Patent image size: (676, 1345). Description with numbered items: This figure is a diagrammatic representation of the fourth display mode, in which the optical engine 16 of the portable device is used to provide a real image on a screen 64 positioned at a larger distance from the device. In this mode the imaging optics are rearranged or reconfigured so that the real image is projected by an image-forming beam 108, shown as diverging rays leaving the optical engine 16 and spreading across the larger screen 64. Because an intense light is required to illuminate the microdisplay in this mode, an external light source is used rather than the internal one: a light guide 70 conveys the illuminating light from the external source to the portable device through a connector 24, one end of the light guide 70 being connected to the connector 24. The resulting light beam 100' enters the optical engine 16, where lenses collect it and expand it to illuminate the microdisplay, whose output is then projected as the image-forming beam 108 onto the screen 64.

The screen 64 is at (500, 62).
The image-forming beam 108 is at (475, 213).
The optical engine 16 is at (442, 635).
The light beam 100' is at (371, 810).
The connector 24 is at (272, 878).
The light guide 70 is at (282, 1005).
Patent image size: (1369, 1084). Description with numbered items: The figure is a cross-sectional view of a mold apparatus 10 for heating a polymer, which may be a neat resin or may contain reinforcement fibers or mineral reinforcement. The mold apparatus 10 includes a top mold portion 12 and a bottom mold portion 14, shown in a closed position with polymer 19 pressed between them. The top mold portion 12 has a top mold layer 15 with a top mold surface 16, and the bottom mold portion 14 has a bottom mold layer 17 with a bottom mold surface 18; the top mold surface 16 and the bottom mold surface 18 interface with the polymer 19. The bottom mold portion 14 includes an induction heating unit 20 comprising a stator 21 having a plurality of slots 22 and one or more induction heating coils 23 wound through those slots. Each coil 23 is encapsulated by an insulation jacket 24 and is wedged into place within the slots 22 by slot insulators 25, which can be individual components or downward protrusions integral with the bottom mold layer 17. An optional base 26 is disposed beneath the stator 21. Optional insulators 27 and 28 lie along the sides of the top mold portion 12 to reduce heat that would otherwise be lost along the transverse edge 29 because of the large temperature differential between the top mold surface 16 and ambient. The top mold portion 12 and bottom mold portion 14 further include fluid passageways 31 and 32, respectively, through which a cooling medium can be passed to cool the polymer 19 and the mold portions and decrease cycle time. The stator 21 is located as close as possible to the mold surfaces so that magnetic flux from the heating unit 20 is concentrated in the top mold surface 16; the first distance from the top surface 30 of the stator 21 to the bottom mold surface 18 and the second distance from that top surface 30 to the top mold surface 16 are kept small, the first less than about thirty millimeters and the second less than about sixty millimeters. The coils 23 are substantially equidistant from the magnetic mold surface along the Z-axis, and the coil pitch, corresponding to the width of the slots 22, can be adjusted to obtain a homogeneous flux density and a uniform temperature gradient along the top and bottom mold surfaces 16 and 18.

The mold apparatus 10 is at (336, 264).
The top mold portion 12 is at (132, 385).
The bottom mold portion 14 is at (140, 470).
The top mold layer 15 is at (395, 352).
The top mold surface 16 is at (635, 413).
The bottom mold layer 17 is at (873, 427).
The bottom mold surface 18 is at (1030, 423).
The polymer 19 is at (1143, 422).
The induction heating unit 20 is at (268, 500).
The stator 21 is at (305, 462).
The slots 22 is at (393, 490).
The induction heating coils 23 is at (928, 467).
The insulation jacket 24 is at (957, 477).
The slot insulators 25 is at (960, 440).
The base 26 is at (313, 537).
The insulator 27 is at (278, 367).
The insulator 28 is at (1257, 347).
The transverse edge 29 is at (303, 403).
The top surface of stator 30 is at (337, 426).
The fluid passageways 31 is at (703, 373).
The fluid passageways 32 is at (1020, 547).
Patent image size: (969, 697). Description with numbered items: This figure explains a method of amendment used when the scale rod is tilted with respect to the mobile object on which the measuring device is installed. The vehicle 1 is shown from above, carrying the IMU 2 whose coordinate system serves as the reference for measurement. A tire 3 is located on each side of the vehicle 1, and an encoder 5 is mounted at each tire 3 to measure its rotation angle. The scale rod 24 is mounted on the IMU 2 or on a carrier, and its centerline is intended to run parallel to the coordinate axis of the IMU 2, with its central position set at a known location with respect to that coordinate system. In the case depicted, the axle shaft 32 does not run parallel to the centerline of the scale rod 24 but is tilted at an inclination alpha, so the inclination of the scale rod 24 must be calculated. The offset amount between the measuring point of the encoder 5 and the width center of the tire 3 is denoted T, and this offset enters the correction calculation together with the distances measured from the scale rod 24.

What to do:
Present every line of the items above as one numbered list, leaving out the blank lines.

Written answer:
1. Patent image size: (676, 1345). Description with numbered items: This figure is a diagrammatic representation of the fourth display mode, in which the optical engine 16 of the portable device is used to provide a real image on a screen 64 positioned at a larger distance from the device. In this mode the imaging optics are rearranged or reconfigured so that the real image is projected by an image-forming beam 108, shown as diverging rays leaving the optical engine 16 and spreading across the larger screen 64. Because an intense light is required to illuminate the microdisplay in this mode, an external light source is used rather than the internal one: a light guide 70 conveys the illuminating light from the external source to the portable device through a connector 24, one end of the light guide 70 being connected to the connector 24. The resulting light beam 100' enters the optical engine 16, where lenses collect it and expand it to illuminate the microdisplay, whose output is then projected as the image-forming beam 108 onto the screen 64.
2. The screen 64 is at (500, 62).
3. The image-forming beam 108 is at (475, 213).
4. The optical engine 16 is at (442, 635).
5. The light beam 100' is at (371, 810).
6. The connector 24 is at (272, 878).
7. The light guide 70 is at (282, 1005).
8. Patent image size: (1369, 1084). Description with numbered items: The figure is a cross-sectional view of a mold apparatus 10 for heating a polymer, which may be a neat resin or may contain reinforcement fibers or mineral reinforcement. The mold apparatus 10 includes a top mold portion 12 and a bottom mold portion 14, shown in a closed position with polymer 19 pressed between them. The top mold portion 12 has a top mold layer 15 with a top mold surface 16, and the bottom mold portion 14 has a bottom mold layer 17 with a bottom mold surface 18; the top mold surface 16 and the bottom mold surface 18 interface with the polymer 19. The bottom mold portion 14 includes an induction heating unit 20 comprising a stator 21 having a plurality of slots 22 and one or more induction heating coils 23 wound through those slots. Each coil 23 is encapsulated by an insulation jacket 24 and is wedged into place within the slots 22 by slot insulators 25, which can be individual components or downward protrusions integral with the bottom mold layer 17. An optional base 26 is disposed beneath the stator 21. Optional insulators 27 and 28 lie along the sides of the top mold portion 12 to reduce heat that would otherwise be lost along the transverse edge 29 because of the large temperature differential between the top mold surface 16 and ambient. The top mold portion 12 and bottom mold portion 14 further include fluid passageways 31 and 32, respectively, through which a cooling medium can be passed to cool the polymer 19 and the mold portions and decrease cycle time. The stator 21 is located as close as possible to the mold surfaces so that magnetic flux from the heating unit 20 is concentrated in the top mold surface 16; the first distance from the top surface 30 of the stator 21 to the bottom mold surface 18 and the second distance from that top surface 30 to the top mold surface 16 are kept small, the first less than about thirty millimeters and the second less than about sixty millimeters. The coils 23 are substantially equidistant from the magnetic mold surface along the Z-axis, and the coil pitch, corresponding to the width of the slots 22, can be adjusted to obtain a homogeneous flux density and a uniform temperature gradient along the top and bottom mold surfaces 16 and 18.
9. The mold apparatus 10 is at (336, 264).
10. The top mold portion 12 is at (132, 385).
11. The bottom mold portion 14 is at (140, 470).
12. The top mold layer 15 is at (395, 352).
13. The top mold surface 16 is at (635, 413).
14. The bottom mold layer 17 is at (873, 427).
15. The bottom mold surface 18 is at (1030, 423).
16. The polymer 19 is at (1143, 422).
17. The induction heating unit 20 is at (268, 500).
18. The stator 21 is at (305, 462).
19. The slots 22 is at (393, 490).
20. The induction heating coils 23 is at (928, 467).
21. The insulation jacket 24 is at (957, 477).
22. The slot insulators 25 is at (960, 440).
23. The base 26 is at (313, 537).
24. The insulator 27 is at (278, 367).
25. The insulator 28 is at (1257, 347).
26. The transverse edge 29 is at (303, 403).
27. The top surface of stator 30 is at (337, 426).
28. The fluid passageways 31 is at (703, 373).
29. The fluid passageways 32 is at (1020, 547).
30. Patent image size: (969, 697). Description with numbered items: This figure explains a method of amendment used when the scale rod is tilted with respect to the mobile object on which the measuring device is installed. The vehicle 1 is shown from above, carrying the IMU 2 whose coordinate system serves as the reference for measurement. A tire 3 is located on each side of the vehicle 1, and an encoder 5 is mounted at each tire 3 to measure its rotation angle. The scale rod 24 is mounted on the IMU 2 or on a carrier, and its centerline is intended to run parallel to the coordinate axis of the IMU 2, with its central position set at a known location with respect to that coordinate system. In the case depicted, the axle shaft 32 does not run parallel to the centerline of the scale rod 24 but is tilted at an inclination alpha, so the inclination of the scale rod 24 must be calculated. The offset amount between the measuring point of the encoder 5 and the width center of the tire 3 is denoted T, and this offset enters the correction calculation together with the distances measured from the scale rod 24.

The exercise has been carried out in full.